Your objective:
Can you print every record below exactly as written?

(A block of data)
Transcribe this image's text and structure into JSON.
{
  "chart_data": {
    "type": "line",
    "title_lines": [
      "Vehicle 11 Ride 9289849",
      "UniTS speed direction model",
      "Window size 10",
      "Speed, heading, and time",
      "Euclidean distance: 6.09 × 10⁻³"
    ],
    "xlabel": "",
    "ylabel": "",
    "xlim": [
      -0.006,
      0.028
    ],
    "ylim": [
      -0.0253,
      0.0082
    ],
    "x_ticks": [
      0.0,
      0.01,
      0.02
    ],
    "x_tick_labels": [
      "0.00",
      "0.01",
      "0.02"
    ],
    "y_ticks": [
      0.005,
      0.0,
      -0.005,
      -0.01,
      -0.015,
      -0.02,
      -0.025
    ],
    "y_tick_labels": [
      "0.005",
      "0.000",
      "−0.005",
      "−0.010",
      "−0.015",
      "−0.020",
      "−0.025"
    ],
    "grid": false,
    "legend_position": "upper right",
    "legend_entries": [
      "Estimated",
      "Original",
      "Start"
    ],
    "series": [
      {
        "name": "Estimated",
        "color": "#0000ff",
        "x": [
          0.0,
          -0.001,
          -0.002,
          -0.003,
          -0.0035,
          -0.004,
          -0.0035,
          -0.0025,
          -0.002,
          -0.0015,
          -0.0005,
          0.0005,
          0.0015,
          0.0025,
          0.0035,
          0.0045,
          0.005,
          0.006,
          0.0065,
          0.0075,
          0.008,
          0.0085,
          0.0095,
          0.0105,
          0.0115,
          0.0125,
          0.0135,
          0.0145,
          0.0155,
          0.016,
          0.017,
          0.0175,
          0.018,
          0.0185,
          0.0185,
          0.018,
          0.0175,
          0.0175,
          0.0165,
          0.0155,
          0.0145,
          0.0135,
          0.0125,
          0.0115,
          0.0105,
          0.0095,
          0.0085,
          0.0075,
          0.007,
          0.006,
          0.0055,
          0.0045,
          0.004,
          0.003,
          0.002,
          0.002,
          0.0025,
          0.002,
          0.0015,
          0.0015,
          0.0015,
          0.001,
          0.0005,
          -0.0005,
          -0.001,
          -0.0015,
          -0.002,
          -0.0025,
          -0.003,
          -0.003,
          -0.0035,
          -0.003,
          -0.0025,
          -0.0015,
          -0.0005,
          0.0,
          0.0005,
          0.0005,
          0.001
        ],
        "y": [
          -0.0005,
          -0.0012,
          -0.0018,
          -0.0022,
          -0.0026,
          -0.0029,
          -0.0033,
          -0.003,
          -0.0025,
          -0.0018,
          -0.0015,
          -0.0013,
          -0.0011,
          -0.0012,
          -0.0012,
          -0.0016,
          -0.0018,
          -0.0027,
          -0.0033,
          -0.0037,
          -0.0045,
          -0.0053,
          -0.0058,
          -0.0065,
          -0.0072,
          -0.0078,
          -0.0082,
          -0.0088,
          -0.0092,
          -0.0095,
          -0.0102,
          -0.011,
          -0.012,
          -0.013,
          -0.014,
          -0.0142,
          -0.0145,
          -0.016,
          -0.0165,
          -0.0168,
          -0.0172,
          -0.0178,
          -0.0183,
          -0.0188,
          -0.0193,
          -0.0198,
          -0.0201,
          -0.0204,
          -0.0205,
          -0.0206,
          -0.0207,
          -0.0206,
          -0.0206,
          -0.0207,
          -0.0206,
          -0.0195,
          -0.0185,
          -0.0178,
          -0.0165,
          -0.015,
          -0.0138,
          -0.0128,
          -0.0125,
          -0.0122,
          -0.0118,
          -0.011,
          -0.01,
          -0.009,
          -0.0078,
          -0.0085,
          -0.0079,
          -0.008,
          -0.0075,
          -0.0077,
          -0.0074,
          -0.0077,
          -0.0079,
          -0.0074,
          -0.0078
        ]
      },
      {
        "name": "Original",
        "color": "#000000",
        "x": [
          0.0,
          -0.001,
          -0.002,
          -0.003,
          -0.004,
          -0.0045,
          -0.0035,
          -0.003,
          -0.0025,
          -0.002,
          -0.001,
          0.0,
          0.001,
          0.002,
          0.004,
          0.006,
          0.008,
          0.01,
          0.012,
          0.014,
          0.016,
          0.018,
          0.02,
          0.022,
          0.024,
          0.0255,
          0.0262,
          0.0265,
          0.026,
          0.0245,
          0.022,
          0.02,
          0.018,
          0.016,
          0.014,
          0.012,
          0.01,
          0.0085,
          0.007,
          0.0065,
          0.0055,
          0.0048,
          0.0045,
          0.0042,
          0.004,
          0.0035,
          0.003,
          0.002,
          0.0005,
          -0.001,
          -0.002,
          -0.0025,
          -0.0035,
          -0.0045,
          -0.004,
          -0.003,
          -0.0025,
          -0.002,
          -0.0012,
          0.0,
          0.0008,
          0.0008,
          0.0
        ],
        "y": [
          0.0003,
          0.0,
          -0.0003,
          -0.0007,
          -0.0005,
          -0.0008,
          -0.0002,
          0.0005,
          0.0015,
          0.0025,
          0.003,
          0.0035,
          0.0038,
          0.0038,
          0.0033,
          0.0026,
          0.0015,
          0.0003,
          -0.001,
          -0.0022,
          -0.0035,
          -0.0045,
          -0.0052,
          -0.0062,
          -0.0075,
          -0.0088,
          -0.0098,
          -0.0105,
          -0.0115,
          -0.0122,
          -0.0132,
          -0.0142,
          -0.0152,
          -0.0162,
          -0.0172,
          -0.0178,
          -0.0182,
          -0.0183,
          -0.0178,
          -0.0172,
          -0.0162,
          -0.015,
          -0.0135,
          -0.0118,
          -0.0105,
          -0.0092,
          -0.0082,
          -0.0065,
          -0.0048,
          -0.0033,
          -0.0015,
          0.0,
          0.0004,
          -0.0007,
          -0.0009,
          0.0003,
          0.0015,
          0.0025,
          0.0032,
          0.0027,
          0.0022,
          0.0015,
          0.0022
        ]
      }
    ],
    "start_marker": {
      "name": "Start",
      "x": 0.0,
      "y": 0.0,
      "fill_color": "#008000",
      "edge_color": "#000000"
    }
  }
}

Response to the task:
Transcribe this image's text and structure into JSON.
{
  "chart_data": {
    "type": "line",
    "title_lines": [
      "Vehicle 11 Ride 9289849",
      "UniTS speed direction model",
      "Window size 10",
      "Speed, heading, and time",
      "Euclidean distance: 6.09 × 10⁻³"
    ],
    "xlabel": "",
    "ylabel": "",
    "xlim": [
      -0.006,
      0.028
    ],
    "ylim": [
      -0.0253,
      0.0082
    ],
    "x_ticks": [
      0.0,
      0.01,
      0.02
    ],
    "x_tick_labels": [
      "0.00",
      "0.01",
      "0.02"
    ],
    "y_ticks": [
      0.005,
      0.0,
      -0.005,
      -0.01,
      -0.015,
      -0.02,
      -0.025
    ],
    "y_tick_labels": [
      "0.005",
      "0.000",
      "−0.005",
      "−0.010",
      "−0.015",
      "−0.020",
      "−0.025"
    ],
    "grid": false,
    "legend_position": "upper right",
    "legend_entries": [
      "Estimated",
      "Original",
      "Start"
    ],
    "series": [
      {
        "name": "Estimated",
        "color": "#0000ff",
        "x": [
          0.0,
          -0.001,
          -0.002,
          -0.003,
          -0.0035,
          -0.004,
          -0.0035,
          -0.0025,
          -0.002,
          -0.0015,
          -0.0005,
          0.0005,
          0.0015,
          0.0025,
          0.0035,
          0.0045,
          0.005,
          0.006,
          0.0065,
          0.0075,
          0.008,
          0.0085,
          0.0095,
          0.0105,
          0.0115,
          0.0125,
          0.0135,
          0.0145,
          0.0155,
          0.016,
          0.017,
          0.0175,
          0.018,
          0.0185,
          0.0185,
          0.018,
          0.0175,
          0.0175,
          0.0165,
          0.0155,
          0.0145,
          0.0135,
          0.0125,
          0.0115,
          0.0105,
          0.0095,
          0.0085,
          0.0075,
          0.007,
          0.006,
          0.0055,
          0.0045,
          0.004,
          0.003,
          0.002,
          0.002,
          0.0025,
          0.002,
          0.0015,
          0.0015,
          0.0015,
          0.001,
          0.0005,
          -0.0005,
          -0.001,
          -0.0015,
          -0.002,
          -0.0025,
          -0.003,
          -0.003,
          -0.0035,
          -0.003,
          -0.0025,
          -0.0015,
          -0.0005,
          0.0,
          0.0005,
          0.0005,
          0.001
        ],
        "y": [
          -0.0005,
          -0.0012,
          -0.0018,
          -0.0022,
          -0.0026,
          -0.0029,
          -0.0033,
          -0.003,
          -0.0025,
          -0.0018,
          -0.0015,
          -0.0013,
          -0.0011,
          -0.0012,
          -0.0012,
          -0.0016,
          -0.0018,
          -0.0027,
          -0.0033,
          -0.0037,
          -0.0045,
          -0.0053,
          -0.0058,
          -0.0065,
          -0.0072,
          -0.0078,
          -0.0082,
          -0.0088,
          -0.0092,
          -0.0095,
          -0.0102,
          -0.011,
          -0.012,
          -0.013,
          -0.014,
          -0.0142,
          -0.0145,
          -0.016,
          -0.0165,
          -0.0168,
          -0.0172,
          -0.0178,
          -0.0183,
          -0.0188,
          -0.0193,
          -0.0198,
          -0.0201,
          -0.0204,
          -0.0205,
          -0.0206,
          -0.0207,
          -0.0206,
          -0.0206,
          -0.0207,
          -0.0206,
          -0.0195,
          -0.0185,
          -0.0178,
          -0.0165,
          -0.015,
          -0.0138,
          -0.0128,
          -0.0125,
          -0.0122,
          -0.0118,
          -0.011,
          -0.01,
          -0.009,
          -0.0078,
          -0.0085,
          -0.0079,
          -0.008,
          -0.0075,
          -0.0077,
          -0.0074,
          -0.0077,
          -0.0079,
          -0.0074,
          -0.0078
        ]
      },
      {
        "name": "Original",
        "color": "#000000",
        "x": [
          0.0,
          -0.001,
          -0.002,
          -0.003,
          -0.004,
          -0.0045,
          -0.0035,
          -0.003,
          -0.0025,
          -0.002,
          -0.001,
          0.0,
          0.001,
          0.002,
          0.004,
          0.006,
          0.008,
          0.01,
          0.012,
          0.014,
          0.016,
          0.018,
          0.02,
          0.022,
          0.024,
          0.0255,
          0.0262,
          0.0265,
          0.026,
          0.0245,
          0.022,
          0.02,
          0.018,
          0.016,
          0.014,
          0.012,
          0.01,
          0.0085,
          0.007,
          0.0065,
          0.0055,
          0.0048,
          0.0045,
          0.0042,
          0.004,
          0.0035,
          0.003,
          0.002,
          0.0005,
          -0.001,
          -0.002,
          -0.0025,
          -0.0035,
          -0.0045,
          -0.004,
          -0.003,
          -0.0025,
          -0.002,
          -0.0012,
          0.0,
          0.0008,
          0.0008,
          0.0
        ],
        "y": [
          0.0003,
          0.0,
          -0.0003,
          -0.0007,
          -0.0005,
          -0.0008,
          -0.0002,
          0.0005,
          0.0015,
          0.0025,
          0.003,
          0.0035,
          0.0038,
          0.0038,
          0.0033,
          0.0026,
          0.0015,
          0.0003,
          -0.001,
          -0.0022,
          -0.0035,
          -0.0045,
          -0.0052,
          -0.0062,
          -0.0075,
          -0.0088,
          -0.0098,
          -0.0105,
          -0.0115,
          -0.0122,
          -0.0132,
          -0.0142,
          -0.0152,
          -0.0162,
          -0.0172,
          -0.0178,
          -0.0182,
          -0.0183,
          -0.0178,
          -0.0172,
          -0.0162,
          -0.015,
          -0.0135,
          -0.0118,
          -0.0105,
          -0.0092,
          -0.0082,
          -0.0065,
          -0.0048,
          -0.0033,
          -0.0015,
          0.0,
          0.0004,
          -0.0007,
          -0.0009,
          0.0003,
          0.0015,
          0.0025,
          0.0032,
          0.0027,
          0.0022,
          0.0015,
          0.0022
        ]
      }
    ],
    "start_marker": {
      "name": "Start",
      "x": 0.0,
      "y": 0.0,
      "fill_color": "#008000",
      "edge_color": "#000000"
    }
  }
}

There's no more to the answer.